[Entries with figure data]
----------------

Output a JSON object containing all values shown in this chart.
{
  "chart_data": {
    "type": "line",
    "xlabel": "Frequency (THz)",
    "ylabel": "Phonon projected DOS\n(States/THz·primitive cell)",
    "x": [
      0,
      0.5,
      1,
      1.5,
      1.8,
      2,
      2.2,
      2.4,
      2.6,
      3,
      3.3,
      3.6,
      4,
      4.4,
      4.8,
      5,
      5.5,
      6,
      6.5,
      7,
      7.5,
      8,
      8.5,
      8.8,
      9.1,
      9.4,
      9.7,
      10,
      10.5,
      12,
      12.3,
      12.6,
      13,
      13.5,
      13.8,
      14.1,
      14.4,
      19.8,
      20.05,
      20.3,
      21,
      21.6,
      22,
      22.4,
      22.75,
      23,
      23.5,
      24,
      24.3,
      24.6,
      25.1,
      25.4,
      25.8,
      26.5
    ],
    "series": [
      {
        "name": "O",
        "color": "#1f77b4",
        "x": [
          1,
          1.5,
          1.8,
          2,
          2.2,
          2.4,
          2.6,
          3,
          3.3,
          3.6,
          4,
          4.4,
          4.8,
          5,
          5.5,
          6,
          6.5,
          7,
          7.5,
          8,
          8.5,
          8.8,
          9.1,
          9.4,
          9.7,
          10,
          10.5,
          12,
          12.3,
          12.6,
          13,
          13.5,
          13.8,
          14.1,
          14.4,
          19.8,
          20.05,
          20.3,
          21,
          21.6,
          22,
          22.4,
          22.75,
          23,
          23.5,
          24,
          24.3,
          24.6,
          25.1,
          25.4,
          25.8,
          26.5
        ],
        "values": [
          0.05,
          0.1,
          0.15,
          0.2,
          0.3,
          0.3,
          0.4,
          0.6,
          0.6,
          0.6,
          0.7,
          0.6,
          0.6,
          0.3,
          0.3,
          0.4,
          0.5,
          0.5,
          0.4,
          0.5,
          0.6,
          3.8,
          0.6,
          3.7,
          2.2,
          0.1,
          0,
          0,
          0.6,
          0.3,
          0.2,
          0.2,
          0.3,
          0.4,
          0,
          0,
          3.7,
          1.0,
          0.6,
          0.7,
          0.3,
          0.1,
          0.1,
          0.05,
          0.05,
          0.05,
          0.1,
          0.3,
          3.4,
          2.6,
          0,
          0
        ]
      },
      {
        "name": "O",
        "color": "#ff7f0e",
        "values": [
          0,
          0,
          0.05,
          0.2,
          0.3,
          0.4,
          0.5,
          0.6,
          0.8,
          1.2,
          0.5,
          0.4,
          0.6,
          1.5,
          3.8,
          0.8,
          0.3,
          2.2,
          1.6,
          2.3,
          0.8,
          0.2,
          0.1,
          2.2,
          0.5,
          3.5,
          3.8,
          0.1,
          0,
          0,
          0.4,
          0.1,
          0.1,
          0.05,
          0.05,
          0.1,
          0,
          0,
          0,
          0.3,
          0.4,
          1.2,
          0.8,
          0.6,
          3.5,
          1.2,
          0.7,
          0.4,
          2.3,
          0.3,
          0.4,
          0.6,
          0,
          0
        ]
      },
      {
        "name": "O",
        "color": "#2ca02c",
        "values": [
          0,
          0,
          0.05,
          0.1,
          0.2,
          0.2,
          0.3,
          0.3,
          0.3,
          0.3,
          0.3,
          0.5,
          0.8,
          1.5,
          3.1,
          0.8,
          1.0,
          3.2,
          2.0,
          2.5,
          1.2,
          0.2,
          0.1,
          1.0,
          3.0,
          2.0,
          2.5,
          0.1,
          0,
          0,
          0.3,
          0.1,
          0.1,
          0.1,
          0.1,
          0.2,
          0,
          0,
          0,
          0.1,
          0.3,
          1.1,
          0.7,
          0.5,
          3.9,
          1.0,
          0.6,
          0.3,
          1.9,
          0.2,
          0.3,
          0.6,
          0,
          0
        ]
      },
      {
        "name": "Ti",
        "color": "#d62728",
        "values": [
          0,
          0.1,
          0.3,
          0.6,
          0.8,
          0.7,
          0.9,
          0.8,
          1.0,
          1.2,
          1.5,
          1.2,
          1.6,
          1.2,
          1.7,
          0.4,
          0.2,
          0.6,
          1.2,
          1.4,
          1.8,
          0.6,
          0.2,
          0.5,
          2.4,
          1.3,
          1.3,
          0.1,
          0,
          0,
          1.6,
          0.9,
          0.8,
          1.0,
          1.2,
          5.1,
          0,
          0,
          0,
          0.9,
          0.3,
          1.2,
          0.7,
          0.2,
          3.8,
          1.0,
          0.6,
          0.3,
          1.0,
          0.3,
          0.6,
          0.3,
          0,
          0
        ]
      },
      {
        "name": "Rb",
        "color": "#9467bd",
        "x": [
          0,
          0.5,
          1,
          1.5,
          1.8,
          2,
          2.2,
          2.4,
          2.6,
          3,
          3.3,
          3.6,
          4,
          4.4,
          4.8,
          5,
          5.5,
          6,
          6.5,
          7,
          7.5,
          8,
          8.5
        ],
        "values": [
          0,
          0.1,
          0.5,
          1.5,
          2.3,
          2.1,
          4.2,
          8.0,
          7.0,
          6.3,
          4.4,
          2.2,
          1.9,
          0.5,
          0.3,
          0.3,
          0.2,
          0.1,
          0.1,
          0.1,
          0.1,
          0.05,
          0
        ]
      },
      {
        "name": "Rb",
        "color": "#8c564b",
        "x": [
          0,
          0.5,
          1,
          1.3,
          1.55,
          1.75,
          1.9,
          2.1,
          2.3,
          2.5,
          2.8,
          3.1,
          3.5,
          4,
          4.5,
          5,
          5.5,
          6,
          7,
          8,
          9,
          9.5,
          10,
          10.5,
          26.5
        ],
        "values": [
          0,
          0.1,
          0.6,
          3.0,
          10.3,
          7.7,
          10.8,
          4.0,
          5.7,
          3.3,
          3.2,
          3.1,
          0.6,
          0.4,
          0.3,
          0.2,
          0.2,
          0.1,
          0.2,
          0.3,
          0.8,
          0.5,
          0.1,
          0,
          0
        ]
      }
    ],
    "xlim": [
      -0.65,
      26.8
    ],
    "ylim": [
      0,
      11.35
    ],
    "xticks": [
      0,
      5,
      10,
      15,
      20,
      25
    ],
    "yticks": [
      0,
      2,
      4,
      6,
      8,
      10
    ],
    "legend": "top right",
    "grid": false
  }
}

----------------

Please output every record, keeping each line exact.

### Solution for this task
Output a JSON object containing all values shown in this chart.
{
  "chart_data": {
    "type": "line",
    "xlabel": "Frequency (THz)",
    "ylabel": "Phonon projected DOS\n(States/THz·primitive cell)",
    "x": [
      0,
      0.5,
      1,
      1.5,
      1.8,
      2,
      2.2,
      2.4,
      2.6,
      3,
      3.3,
      3.6,
      4,
      4.4,
      4.8,
      5,
      5.5,
      6,
      6.5,
      7,
      7.5,
      8,
      8.5,
      8.8,
      9.1,
      9.4,
      9.7,
      10,
      10.5,
      12,
      12.3,
      12.6,
      13,
      13.5,
      13.8,
      14.1,
      14.4,
      19.8,
      20.05,
      20.3,
      21,
      21.6,
      22,
      22.4,
      22.75,
      23,
      23.5,
      24,
      24.3,
      24.6,
      25.1,
      25.4,
      25.8,
      26.5
    ],
    "series": [
      {
        "name": "O",
        "color": "#1f77b4",
        "x": [
          1,
          1.5,
          1.8,
          2,
          2.2,
          2.4,
          2.6,
          3,
          3.3,
          3.6,
          4,
          4.4,
          4.8,
          5,
          5.5,
          6,
          6.5,
          7,
          7.5,
          8,
          8.5,
          8.8,
          9.1,
          9.4,
          9.7,
          10,
          10.5,
          12,
          12.3,
          12.6,
          13,
          13.5,
          13.8,
          14.1,
          14.4,
          19.8,
          20.05,
          20.3,
          21,
          21.6,
          22,
          22.4,
          22.75,
          23,
          23.5,
          24,
          24.3,
          24.6,
          25.1,
          25.4,
          25.8,
          26.5
        ],
        "values": [
          0.05,
          0.1,
          0.15,
          0.2,
          0.3,
          0.3,
          0.4,
          0.6,
          0.6,
          0.6,
          0.7,
          0.6,
          0.6,
          0.3,
          0.3,
          0.4,
          0.5,
          0.5,
          0.4,
          0.5,
          0.6,
          3.8,
          0.6,
          3.7,
          2.2,
          0.1,
          0,
          0,
          0.6,
          0.3,
          0.2,
          0.2,
          0.3,
          0.4,
          0,
          0,
          3.7,
          1.0,
          0.6,
          0.7,
          0.3,
          0.1,
          0.1,
          0.05,
          0.05,
          0.05,
          0.1,
          0.3,
          3.4,
          2.6,
          0,
          0
        ]
      },
      {
        "name": "O",
        "color": "#ff7f0e",
        "values": [
          0,
          0,
          0.05,
          0.2,
          0.3,
          0.4,
          0.5,
          0.6,
          0.8,
          1.2,
          0.5,
          0.4,
          0.6,
          1.5,
          3.8,
          0.8,
          0.3,
          2.2,
          1.6,
          2.3,
          0.8,
          0.2,
          0.1,
          2.2,
          0.5,
          3.5,
          3.8,
          0.1,
          0,
          0,
          0.4,
          0.1,
          0.1,
          0.05,
          0.05,
          0.1,
          0,
          0,
          0,
          0.3,
          0.4,
          1.2,
          0.8,
          0.6,
          3.5,
          1.2,
          0.7,
          0.4,
          2.3,
          0.3,
          0.4,
          0.6,
          0,
          0
        ]
      },
      {
        "name": "O",
        "color": "#2ca02c",
        "values": [
          0,
          0,
          0.05,
          0.1,
          0.2,
          0.2,
          0.3,
          0.3,
          0.3,
          0.3,
          0.3,
          0.5,
          0.8,
          1.5,
          3.1,
          0.8,
          1.0,
          3.2,
          2.0,
          2.5,
          1.2,
          0.2,
          0.1,
          1.0,
          3.0,
          2.0,
          2.5,
          0.1,
          0,
          0,
          0.3,
          0.1,
          0.1,
          0.1,
          0.1,
          0.2,
          0,
          0,
          0,
          0.1,
          0.3,
          1.1,
          0.7,
          0.5,
          3.9,
          1.0,
          0.6,
          0.3,
          1.9,
          0.2,
          0.3,
          0.6,
          0,
          0
        ]
      },
      {
        "name": "Ti",
        "color": "#d62728",
        "values": [
          0,
          0.1,
          0.3,
          0.6,
          0.8,
          0.7,
          0.9,
          0.8,
          1.0,
          1.2,
          1.5,
          1.2,
          1.6,
          1.2,
          1.7,
          0.4,
          0.2,
          0.6,
          1.2,
          1.4,
          1.8,
          0.6,
          0.2,
          0.5,
          2.4,
          1.3,
          1.3,
          0.1,
          0,
          0,
          1.6,
          0.9,
          0.8,
          1.0,
          1.2,
          5.1,
          0,
          0,
          0,
          0.9,
          0.3,
          1.2,
          0.7,
          0.2,
          3.8,
          1.0,
          0.6,
          0.3,
          1.0,
          0.3,
          0.6,
          0.3,
          0,
          0
        ]
      },
      {
        "name": "Rb",
        "color": "#9467bd",
        "x": [
          0,
          0.5,
          1,
          1.5,
          1.8,
          2,
          2.2,
          2.4,
          2.6,
          3,
          3.3,
          3.6,
          4,
          4.4,
          4.8,
          5,
          5.5,
          6,
          6.5,
          7,
          7.5,
          8,
          8.5
        ],
        "values": [
          0,
          0.1,
          0.5,
          1.5,
          2.3,
          2.1,
          4.2,
          8.0,
          7.0,
          6.3,
          4.4,
          2.2,
          1.9,
          0.5,
          0.3,
          0.3,
          0.2,
          0.1,
          0.1,
          0.1,
          0.1,
          0.05,
          0
        ]
      },
      {
        "name": "Rb",
        "color": "#8c564b",
        "x": [
          0,
          0.5,
          1,
          1.3,
          1.55,
          1.75,
          1.9,
          2.1,
          2.3,
          2.5,
          2.8,
          3.1,
          3.5,
          4,
          4.5,
          5,
          5.5,
          6,
          7,
          8,
          9,
          9.5,
          10,
          10.5,
          26.5
        ],
        "values": [
          0,
          0.1,
          0.6,
          3.0,
          10.3,
          7.7,
          10.8,
          4.0,
          5.7,
          3.3,
          3.2,
          3.1,
          0.6,
          0.4,
          0.3,
          0.2,
          0.2,
          0.1,
          0.2,
          0.3,
          0.8,
          0.5,
          0.1,
          0,
          0
        ]
      }
    ],
    "xlim": [
      -0.65,
      26.8
    ],
    "ylim": [
      0,
      11.35
    ],
    "xticks": [
      0,
      5,
      10,
      15,
      20,
      25
    ],
    "yticks": [
      0,
      2,
      4,
      6,
      8,
      10
    ],
    "legend": "top right",
    "grid": false
  }
}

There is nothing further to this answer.